BEGIN Extracted entries

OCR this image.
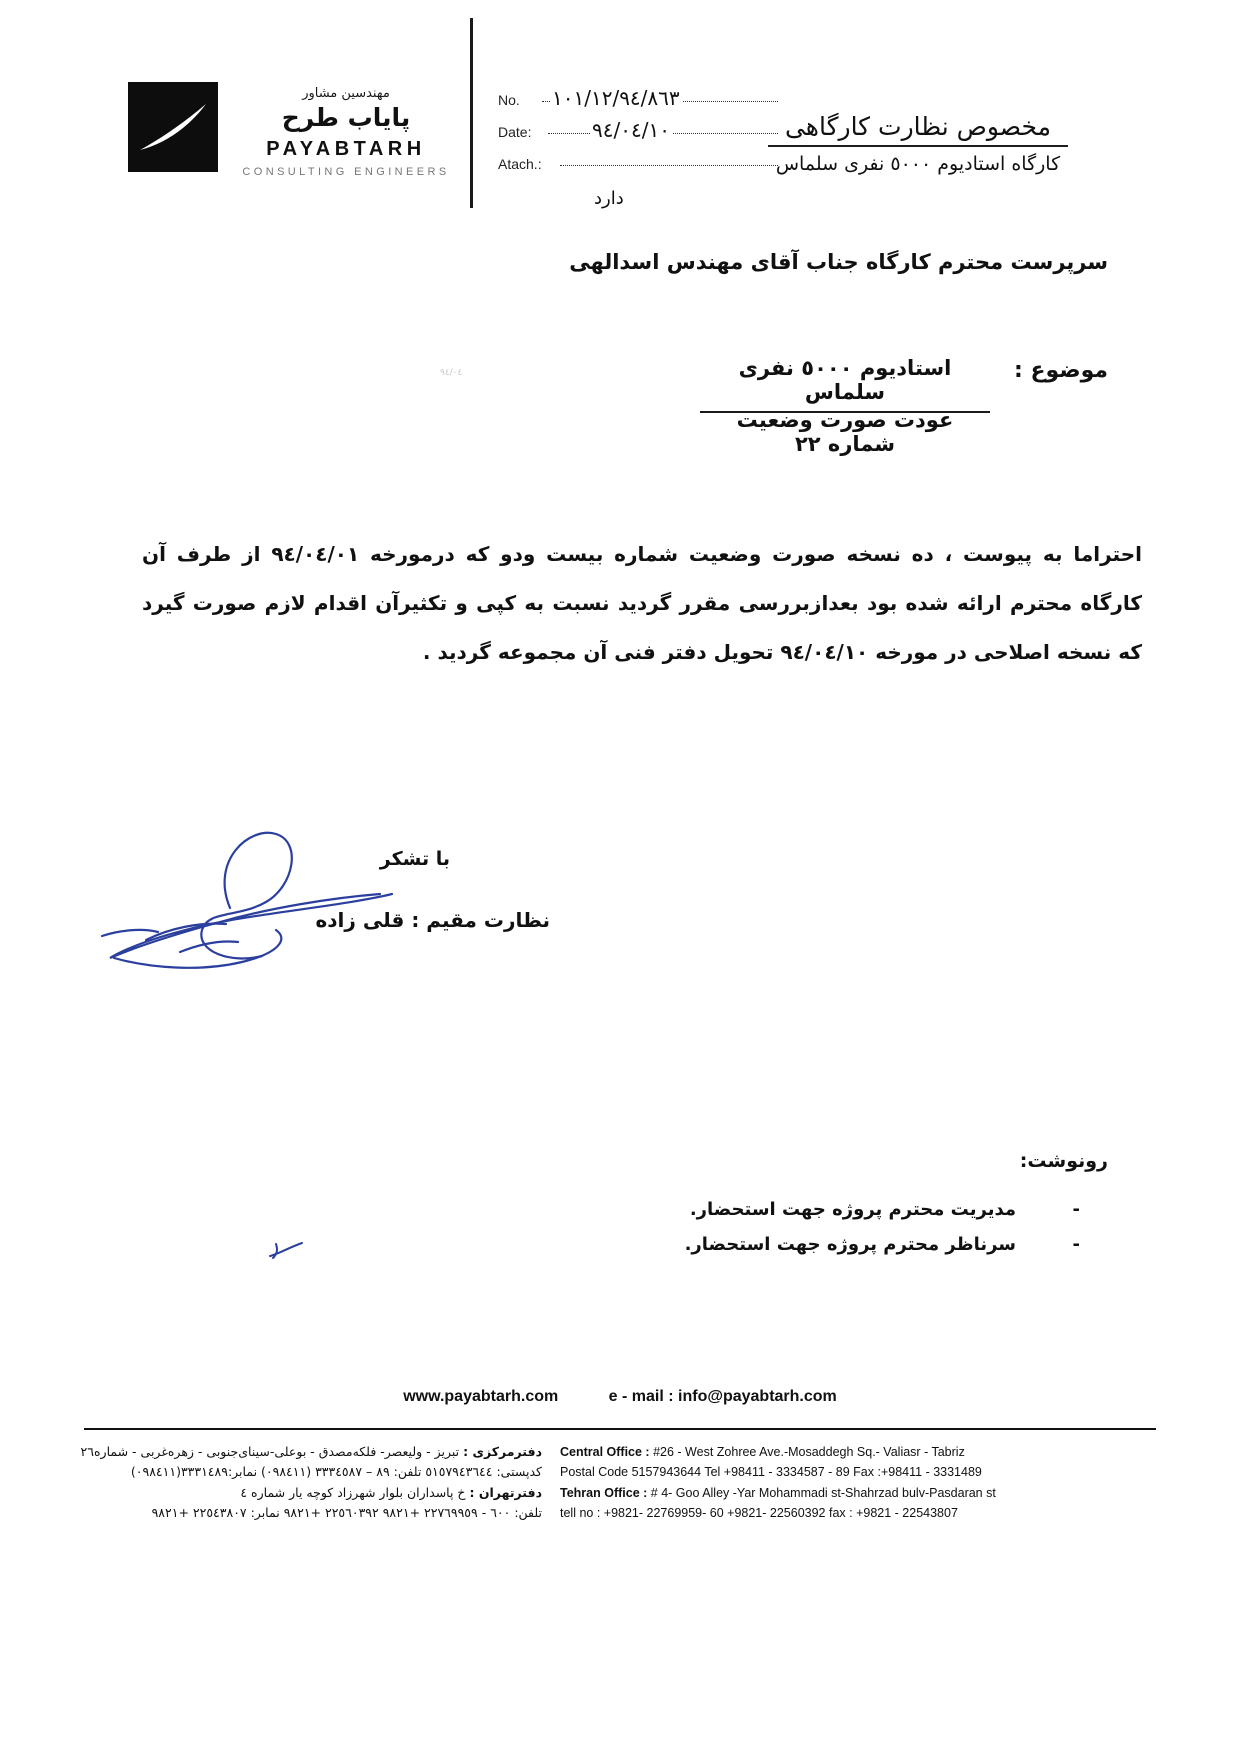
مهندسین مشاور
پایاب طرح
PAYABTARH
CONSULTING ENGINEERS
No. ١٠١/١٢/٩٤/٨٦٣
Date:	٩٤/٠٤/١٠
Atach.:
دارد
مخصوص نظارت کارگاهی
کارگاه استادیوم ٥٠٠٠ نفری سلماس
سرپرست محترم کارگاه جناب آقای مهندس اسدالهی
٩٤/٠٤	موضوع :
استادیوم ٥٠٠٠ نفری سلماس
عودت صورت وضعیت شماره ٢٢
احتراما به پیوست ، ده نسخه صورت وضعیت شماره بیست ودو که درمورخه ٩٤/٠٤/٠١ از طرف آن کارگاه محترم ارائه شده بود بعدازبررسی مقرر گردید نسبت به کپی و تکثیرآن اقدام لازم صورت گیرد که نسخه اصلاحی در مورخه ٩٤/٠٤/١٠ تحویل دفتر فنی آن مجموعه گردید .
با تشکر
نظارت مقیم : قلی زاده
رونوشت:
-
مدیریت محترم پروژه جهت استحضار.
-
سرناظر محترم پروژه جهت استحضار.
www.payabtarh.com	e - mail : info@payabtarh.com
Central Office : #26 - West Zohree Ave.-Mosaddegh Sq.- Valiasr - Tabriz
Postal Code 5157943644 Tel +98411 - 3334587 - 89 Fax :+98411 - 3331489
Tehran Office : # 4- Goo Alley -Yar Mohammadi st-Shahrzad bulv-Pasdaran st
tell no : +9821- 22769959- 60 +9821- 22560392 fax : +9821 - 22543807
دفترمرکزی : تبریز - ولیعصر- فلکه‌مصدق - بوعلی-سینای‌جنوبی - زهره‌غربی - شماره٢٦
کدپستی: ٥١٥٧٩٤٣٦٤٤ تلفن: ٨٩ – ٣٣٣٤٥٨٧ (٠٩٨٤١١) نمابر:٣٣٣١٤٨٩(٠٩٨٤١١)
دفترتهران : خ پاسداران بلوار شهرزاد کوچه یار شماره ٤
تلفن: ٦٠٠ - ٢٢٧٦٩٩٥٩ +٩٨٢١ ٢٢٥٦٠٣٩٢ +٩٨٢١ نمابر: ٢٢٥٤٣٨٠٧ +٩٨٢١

END Extracted entries

Tally every line of the data that holds the word "صورت" and write the count alone.

__Full answer__
2